> The data:
_ _ _

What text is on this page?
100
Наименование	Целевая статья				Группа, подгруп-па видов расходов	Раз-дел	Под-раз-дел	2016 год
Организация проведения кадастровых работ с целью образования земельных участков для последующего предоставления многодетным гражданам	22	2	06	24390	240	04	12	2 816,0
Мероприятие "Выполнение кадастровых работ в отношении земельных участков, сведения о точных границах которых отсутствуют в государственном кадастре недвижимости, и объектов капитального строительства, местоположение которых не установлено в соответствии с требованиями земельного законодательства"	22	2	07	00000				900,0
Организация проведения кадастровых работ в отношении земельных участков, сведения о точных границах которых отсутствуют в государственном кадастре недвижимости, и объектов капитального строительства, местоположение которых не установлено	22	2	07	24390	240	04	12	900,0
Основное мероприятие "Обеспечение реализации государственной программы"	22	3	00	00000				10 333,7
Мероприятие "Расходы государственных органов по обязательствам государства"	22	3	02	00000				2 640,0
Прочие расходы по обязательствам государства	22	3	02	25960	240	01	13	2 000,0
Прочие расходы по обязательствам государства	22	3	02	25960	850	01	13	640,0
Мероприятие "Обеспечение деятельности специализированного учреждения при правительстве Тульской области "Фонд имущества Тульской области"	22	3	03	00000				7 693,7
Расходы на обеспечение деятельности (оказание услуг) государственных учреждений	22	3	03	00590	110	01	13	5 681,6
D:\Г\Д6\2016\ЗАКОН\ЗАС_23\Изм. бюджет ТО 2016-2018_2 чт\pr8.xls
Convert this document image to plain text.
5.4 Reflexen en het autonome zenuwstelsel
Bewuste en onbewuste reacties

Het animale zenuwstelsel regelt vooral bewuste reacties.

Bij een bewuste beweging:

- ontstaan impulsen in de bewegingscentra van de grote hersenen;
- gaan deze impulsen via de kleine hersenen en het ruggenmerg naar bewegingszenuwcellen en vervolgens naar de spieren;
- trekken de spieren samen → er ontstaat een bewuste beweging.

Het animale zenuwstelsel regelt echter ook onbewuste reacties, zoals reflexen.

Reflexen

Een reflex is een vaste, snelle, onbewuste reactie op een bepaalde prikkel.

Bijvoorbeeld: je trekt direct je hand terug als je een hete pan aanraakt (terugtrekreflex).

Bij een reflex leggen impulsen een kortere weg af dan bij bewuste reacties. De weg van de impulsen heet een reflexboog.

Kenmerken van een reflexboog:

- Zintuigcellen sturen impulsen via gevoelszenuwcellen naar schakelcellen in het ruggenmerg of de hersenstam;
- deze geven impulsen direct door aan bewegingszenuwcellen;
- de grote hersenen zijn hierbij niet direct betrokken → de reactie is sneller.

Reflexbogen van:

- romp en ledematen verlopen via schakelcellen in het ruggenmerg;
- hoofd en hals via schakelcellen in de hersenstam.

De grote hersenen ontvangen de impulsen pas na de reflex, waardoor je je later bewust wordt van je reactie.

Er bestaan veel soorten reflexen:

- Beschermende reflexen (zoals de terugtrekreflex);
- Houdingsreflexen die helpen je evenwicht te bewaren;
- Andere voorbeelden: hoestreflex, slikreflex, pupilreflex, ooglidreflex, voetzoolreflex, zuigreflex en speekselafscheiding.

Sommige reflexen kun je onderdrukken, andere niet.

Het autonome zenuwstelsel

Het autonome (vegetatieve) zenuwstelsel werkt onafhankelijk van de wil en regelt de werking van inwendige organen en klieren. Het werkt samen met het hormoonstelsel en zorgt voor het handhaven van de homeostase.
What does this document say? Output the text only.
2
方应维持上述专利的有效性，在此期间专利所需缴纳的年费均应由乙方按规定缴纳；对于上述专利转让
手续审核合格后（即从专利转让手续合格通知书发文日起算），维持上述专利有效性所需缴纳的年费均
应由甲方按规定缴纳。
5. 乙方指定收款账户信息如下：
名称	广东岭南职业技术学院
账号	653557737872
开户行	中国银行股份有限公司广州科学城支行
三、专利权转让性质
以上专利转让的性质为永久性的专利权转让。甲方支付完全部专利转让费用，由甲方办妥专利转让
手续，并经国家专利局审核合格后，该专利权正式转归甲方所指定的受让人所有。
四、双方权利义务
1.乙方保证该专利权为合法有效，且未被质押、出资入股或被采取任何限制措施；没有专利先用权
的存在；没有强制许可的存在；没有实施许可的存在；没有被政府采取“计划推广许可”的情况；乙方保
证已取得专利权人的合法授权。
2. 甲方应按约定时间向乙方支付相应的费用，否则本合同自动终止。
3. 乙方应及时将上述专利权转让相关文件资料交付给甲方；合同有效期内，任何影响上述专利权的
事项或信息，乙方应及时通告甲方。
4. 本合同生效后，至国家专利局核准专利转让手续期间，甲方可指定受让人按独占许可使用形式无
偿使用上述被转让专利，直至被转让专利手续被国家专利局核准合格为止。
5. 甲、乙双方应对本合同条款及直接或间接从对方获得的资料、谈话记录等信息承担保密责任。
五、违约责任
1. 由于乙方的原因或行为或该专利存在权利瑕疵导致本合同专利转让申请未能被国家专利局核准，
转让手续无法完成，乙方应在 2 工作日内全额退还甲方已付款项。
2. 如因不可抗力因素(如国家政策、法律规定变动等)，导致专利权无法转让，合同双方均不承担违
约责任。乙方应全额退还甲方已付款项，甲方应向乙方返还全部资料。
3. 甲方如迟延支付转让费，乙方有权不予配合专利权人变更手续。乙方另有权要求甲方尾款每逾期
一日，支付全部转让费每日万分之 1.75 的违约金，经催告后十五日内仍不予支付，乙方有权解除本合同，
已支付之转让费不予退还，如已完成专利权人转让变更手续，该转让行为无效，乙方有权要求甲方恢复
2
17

_ _ _

> Task instructions: Write out every entry word for word.

> Response for this exercise:
What text is on this page?
100
Наименование	Целевая статья				Группа, подгруп-па видов расходов	Раз-дел	Под-раз-дел	2016 год
Организация проведения кадастровых работ с целью образования земельных участков для последующего предоставления многодетным гражданам	22	2	06	24390	240	04	12	2 816,0
Мероприятие "Выполнение кадастровых работ в отношении земельных участков, сведения о точных границах которых отсутствуют в государственном кадастре недвижимости, и объектов капитального строительства, местоположение которых не установлено в соответствии с требованиями земельного законодательства"	22	2	07	00000				900,0
Организация проведения кадастровых работ в отношении земельных участков, сведения о точных границах которых отсутствуют в государственном кадастре недвижимости, и объектов капитального строительства, местоположение которых не установлено	22	2	07	24390	240	04	12	900,0
Основное мероприятие "Обеспечение реализации государственной программы"	22	3	00	00000				10 333,7
Мероприятие "Расходы государственных органов по обязательствам государства"	22	3	02	00000				2 640,0
Прочие расходы по обязательствам государства	22	3	02	25960	240	01	13	2 000,0
Прочие расходы по обязательствам государства	22	3	02	25960	850	01	13	640,0
Мероприятие "Обеспечение деятельности специализированного учреждения при правительстве Тульской области "Фонд имущества Тульской области"	22	3	03	00000				7 693,7
Расходы на обеспечение деятельности (оказание услуг) государственных учреждений	22	3	03	00590	110	01	13	5 681,6
D:\Г\Д6\2016\ЗАКОН\ЗАС_23\Изм. бюджет ТО 2016-2018_2 чт\pr8.xls
Convert this document image to plain text.
5.4 Reflexen en het autonome zenuwstelsel
Bewuste en onbewuste reacties

Het animale zenuwstelsel regelt vooral bewuste reacties.

Bij een bewuste beweging:

- ontstaan impulsen in de bewegingscentra van de grote hersenen;
- gaan deze impulsen via de kleine hersenen en het ruggenmerg naar bewegingszenuwcellen en vervolgens naar de spieren;
- trekken de spieren samen → er ontstaat een bewuste beweging.

Het animale zenuwstelsel regelt echter ook onbewuste reacties, zoals reflexen.

Reflexen

Een reflex is een vaste, snelle, onbewuste reactie op een bepaalde prikkel.

Bijvoorbeeld: je trekt direct je hand terug als je een hete pan aanraakt (terugtrekreflex).

Bij een reflex leggen impulsen een kortere weg af dan bij bewuste reacties. De weg van de impulsen heet een reflexboog.

Kenmerken van een reflexboog:

- Zintuigcellen sturen impulsen via gevoelszenuwcellen naar schakelcellen in het ruggenmerg of de hersenstam;
- deze geven impulsen direct door aan bewegingszenuwcellen;
- de grote hersenen zijn hierbij niet direct betrokken → de reactie is sneller.

Reflexbogen van:

- romp en ledematen verlopen via schakelcellen in het ruggenmerg;
- hoofd en hals via schakelcellen in de hersenstam.

De grote hersenen ontvangen de impulsen pas na de reflex, waardoor je je later bewust wordt van je reactie.

Er bestaan veel soorten reflexen:

- Beschermende reflexen (zoals de terugtrekreflex);
- Houdingsreflexen die helpen je evenwicht te bewaren;
- Andere voorbeelden: hoestreflex, slikreflex, pupilreflex, ooglidreflex, voetzoolreflex, zuigreflex en speekselafscheiding.

Sommige reflexen kun je onderdrukken, andere niet.

Het autonome zenuwstelsel

Het autonome (vegetatieve) zenuwstelsel werkt onafhankelijk van de wil en regelt de werking van inwendige organen en klieren. Het werkt samen met het hormoonstelsel en zorgt voor het handhaven van de homeostase.
What does this document say? Output the text only.
2
方应维持上述专利的有效性，在此期间专利所需缴纳的年费均应由乙方按规定缴纳；对于上述专利转让
手续审核合格后（即从专利转让手续合格通知书发文日起算），维持上述专利有效性所需缴纳的年费均
应由甲方按规定缴纳。
5. 乙方指定收款账户信息如下：
名称	广东岭南职业技术学院
账号	653557737872
开户行	中国银行股份有限公司广州科学城支行
三、专利权转让性质
以上专利转让的性质为永久性的专利权转让。甲方支付完全部专利转让费用，由甲方办妥专利转让
手续，并经国家专利局审核合格后，该专利权正式转归甲方所指定的受让人所有。
四、双方权利义务
1.乙方保证该专利权为合法有效，且未被质押、出资入股或被采取任何限制措施；没有专利先用权
的存在；没有强制许可的存在；没有实施许可的存在；没有被政府采取“计划推广许可”的情况；乙方保
证已取得专利权人的合法授权。
2. 甲方应按约定时间向乙方支付相应的费用，否则本合同自动终止。
3. 乙方应及时将上述专利权转让相关文件资料交付给甲方；合同有效期内，任何影响上述专利权的
事项或信息，乙方应及时通告甲方。
4. 本合同生效后，至国家专利局核准专利转让手续期间，甲方可指定受让人按独占许可使用形式无
偿使用上述被转让专利，直至被转让专利手续被国家专利局核准合格为止。
5. 甲、乙双方应对本合同条款及直接或间接从对方获得的资料、谈话记录等信息承担保密责任。
五、违约责任
1. 由于乙方的原因或行为或该专利存在权利瑕疵导致本合同专利转让申请未能被国家专利局核准，
转让手续无法完成，乙方应在 2 工作日内全额退还甲方已付款项。
2. 如因不可抗力因素(如国家政策、法律规定变动等)，导致专利权无法转让，合同双方均不承担违
约责任。乙方应全额退还甲方已付款项，甲方应向乙方返还全部资料。
3. 甲方如迟延支付转让费，乙方有权不予配合专利权人变更手续。乙方另有权要求甲方尾款每逾期
一日，支付全部转让费每日万分之 1.75 的违约金，经催告后十五日内仍不予支付，乙方有权解除本合同，
已支付之转让费不予退还，如已完成专利权人转让变更手续，该转让行为无效，乙方有权要求甲方恢复
2
17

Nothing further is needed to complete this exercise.